_Problems_.
- A) In the text about early all-female bands, write out the part starting with "Female singers have" and going on through "the royal families.", with "tomb" renamed to "burial chamber".
- B) Carry on the blog post about early all-female bands past its final sentence.

Posted by Eric Brightwell, March 12, 2012 02:43pm | Post a Comment

Nehmes Bastet


Female singers have been popular since ancient times. Earlier this year a tomb was discovered in Egypt housing the earthy remains of Nehmes Bastet, a singer who lived and died some 2,900 years ago and is to date the only female buried in the Valley of Kings not related to the royal families.

Nearly 3,000 years after her death, female singers were still popular. As far as female musicians, at least in the western world, they mostly played piano or harp and few did so professionally. All-female bands didn't begin to appear until the 1920s AD. An important development in all-female bands was Lee De Forest's invention of Phonofilms in 1919. Before then, a few early attempts at marrying music to short films with Kinetoscopes, which were hampered by their length of 22 seconds. Many Phonofilms were essentially music videos and some of De Forest's first subjects were female musicians. Soon, Ko-Ko Song Car-Tunes, Visual Music and Photophones followed. (Read about early music videos here). 

Predictably, a large part of the appeal of the all-female bands that formed afterward were chosen as much for their looks as their musical talent and even though many included capable musicians and in some cases talented performers, they've never really been the subjects of serious academic attention and information, when available, is usually scant. As Sherry Tucker's book Swing Shift (one of the few books on the subject) put it, the public "looks first and listens later."

Helen Lewis and Her All-Girl Jazz Syncopators were possibly the first all-female band, beginning sometime around 1923. Around 1925 they filmed and released a Phonofilm. Despite the significance of their pioneering status, there seems to be surprisingly little documentation of them, as well as many of their all-female peers.

Babe Egan and her Hollywood Red Heads

Babe Egan was born in 1897. She was a talented violinist and formed Babe Egan and her Hollywood Red Heads in 1924. They disbanded in 1933. Egan died in 1966.

The Ingenues formed in 1925 in Chicago. They headlined the Ziegfeld Follies of 1927 and toured North America, Africa, Asia, Europe, Oceania and South America before disbanding in 1937.

The Parisian Red Heads hailed from Indiana and in 1927 billed themselves as "The World's Greatest Girl Band." They recorded a single recording for Brunswick, existing primarily as a touring "territory band." After Babe Egan and her Hollywood Redheads threatened to sue over their name, they changed their name to The Bricktops.


All-female bands quickly took off internationally as well. Yorkshire, England's Edna Croudson's Rhythm Girls existed at least as early as 1929. One of their most famous members, Ivy Benson, played with them until 1935. In 1939 she went on to lead Ivy Benson and Her All Girls Band.

Violinist Harry Waiman also directed an all-female band in the 1920s, The Debutantes

In the 1930s, there were a few more significant all-female bands, most of which continued their predecessors' lead by performing the Vaudeville circuit.

_Entries_.
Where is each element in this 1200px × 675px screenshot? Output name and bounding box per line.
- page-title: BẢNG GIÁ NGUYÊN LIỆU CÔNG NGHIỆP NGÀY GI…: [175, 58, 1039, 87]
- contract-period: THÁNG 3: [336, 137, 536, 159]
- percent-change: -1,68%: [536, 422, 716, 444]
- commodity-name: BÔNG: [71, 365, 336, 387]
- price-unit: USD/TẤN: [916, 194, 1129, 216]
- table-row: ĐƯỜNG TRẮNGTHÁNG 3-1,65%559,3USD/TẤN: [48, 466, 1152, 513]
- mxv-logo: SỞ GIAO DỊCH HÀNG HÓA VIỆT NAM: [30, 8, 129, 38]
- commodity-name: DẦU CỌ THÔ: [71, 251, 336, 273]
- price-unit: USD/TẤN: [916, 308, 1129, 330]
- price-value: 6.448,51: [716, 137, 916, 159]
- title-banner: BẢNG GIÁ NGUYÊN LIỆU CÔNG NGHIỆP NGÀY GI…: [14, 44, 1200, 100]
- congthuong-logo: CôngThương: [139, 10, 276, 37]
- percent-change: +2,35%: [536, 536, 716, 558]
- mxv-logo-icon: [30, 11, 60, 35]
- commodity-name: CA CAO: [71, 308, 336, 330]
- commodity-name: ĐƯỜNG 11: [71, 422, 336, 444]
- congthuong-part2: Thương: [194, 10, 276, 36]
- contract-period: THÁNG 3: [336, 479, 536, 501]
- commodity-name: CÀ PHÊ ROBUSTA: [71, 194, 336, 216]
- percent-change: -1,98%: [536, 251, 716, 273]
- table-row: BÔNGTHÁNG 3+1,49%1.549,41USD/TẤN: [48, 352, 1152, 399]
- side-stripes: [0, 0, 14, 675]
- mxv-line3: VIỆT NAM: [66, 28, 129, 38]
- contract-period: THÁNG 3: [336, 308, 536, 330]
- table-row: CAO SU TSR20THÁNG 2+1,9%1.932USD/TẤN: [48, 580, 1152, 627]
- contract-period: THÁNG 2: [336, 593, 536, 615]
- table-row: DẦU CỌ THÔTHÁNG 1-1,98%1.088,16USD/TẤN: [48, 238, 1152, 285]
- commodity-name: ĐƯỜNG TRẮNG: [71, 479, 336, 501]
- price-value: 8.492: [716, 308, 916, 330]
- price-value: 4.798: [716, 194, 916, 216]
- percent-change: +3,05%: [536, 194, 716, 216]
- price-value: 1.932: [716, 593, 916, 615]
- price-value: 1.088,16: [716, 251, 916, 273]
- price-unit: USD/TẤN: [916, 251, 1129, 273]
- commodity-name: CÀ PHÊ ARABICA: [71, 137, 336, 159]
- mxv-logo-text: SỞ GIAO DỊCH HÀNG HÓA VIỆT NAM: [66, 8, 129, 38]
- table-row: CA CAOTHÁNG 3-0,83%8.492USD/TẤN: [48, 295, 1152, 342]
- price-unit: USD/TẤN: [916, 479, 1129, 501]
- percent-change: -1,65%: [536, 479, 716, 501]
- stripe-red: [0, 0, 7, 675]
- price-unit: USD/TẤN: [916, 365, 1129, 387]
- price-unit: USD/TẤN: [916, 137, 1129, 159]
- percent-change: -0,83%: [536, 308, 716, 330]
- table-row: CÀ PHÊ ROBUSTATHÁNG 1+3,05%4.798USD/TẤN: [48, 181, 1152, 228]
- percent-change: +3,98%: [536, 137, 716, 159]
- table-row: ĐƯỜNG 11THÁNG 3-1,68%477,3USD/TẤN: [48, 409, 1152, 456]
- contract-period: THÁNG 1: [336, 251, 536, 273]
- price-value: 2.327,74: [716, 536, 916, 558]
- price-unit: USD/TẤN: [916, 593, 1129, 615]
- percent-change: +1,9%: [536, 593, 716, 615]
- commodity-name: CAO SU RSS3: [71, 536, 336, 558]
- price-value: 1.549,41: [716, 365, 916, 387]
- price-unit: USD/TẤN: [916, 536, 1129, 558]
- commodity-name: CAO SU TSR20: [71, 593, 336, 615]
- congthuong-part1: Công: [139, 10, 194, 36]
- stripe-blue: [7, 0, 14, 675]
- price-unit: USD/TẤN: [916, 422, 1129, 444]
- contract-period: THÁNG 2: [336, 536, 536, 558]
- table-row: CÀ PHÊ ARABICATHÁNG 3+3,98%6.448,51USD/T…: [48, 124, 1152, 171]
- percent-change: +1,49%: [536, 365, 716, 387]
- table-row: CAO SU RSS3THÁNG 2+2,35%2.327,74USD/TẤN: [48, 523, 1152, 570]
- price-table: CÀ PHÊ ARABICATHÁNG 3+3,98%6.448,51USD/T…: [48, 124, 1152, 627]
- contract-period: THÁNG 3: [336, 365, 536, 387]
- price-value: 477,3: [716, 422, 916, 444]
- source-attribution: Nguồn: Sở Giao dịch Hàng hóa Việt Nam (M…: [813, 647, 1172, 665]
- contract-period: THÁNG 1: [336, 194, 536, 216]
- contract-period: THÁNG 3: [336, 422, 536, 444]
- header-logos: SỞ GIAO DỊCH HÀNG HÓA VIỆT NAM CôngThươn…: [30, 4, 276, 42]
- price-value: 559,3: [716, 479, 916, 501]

_Solved tasks_.
- A)
Female singers have been popular since ancient times. Earlier this year a burial chamber was discovered in Egypt housing the earthy remains of Nehmes Bastet, a singer who lived and died some 2,900 years ago and is to date the only female buried in the Valley of Kings not related to the royal families.

- B)
Lil Harden Armstrong was born Lillian Hardin in Memphis, Tennessee, in 1898. She played in several jazz groups in New Orleans and Chicago before joining King Oliver's Creole Jazz Band in the 1920s. In 1924, she married King Oliver's second coronetist, Louis Armstrong. In 1931, after she learned of an extramarital affair, she divorced and sued him. In the 1930s she formed Lil-Hardin's All-Girl Band, who performed regularly on the NBC radio network. From the 1940s on she worked primarily as a solo pianist. She died August 27, 1971. 

Ira Ray Hutton was born Odessa Cowen around 1916 in Illinois.  She formed Ira Ray Hutton and Her Melodears in 1934. They recorded a few sides for Victor and Vocalion and appeared in the Paramount film, The Big Broadcast of 1936. In 1940, she broke up the band and formed and all-male one which she also led. In 1950, she formed another all-female band. She died in Ventura, California from complications resulting from diabetes in 1984.

Clara de Vries and Her Jazzladies


In 1935 in the Netherlands, tenor saxophonist Clara de Vries formed Clara de Vries and Her Jazzladies. In the early 1930s, de Vries had been a member of Leo Selinsky's Blue Jazz Ladies.

The Swinging Rays of Rhythm were formed in 1937 by Laurence C. Jones, who organized the group to raise money for Mississippi's Piney Woods Country Life School, a school he founded to serve poor and black children in 1910. In the early 1940s they integrated and changed their name to the International Sweethearts of Rhythm. In the Jim Crow South, some of the white members resorted to passing as black to avoid arrest for defying segregation.

Other pre-War all-female bands included Nelson "Cadillac" Williams's The Dixie Rhythm Girls and The Harlem Playgirls.

Coon Creek Girls


All-female bands weren't limited to the jazz genre. The Girls of the Golden West, comprised of just two members (one on guitar) aren't what most people think of as a "band" but are worth mentioning as pioneers in the Western genre. A few years later, in 1937, Lily May Ledford, Rosie Ledford, Esther Koehler, Evelyn Lange, and Minnie Ledford formed the all-female, hillbilly string band, The Coon Creek Girls in Cincinnati, Ohio.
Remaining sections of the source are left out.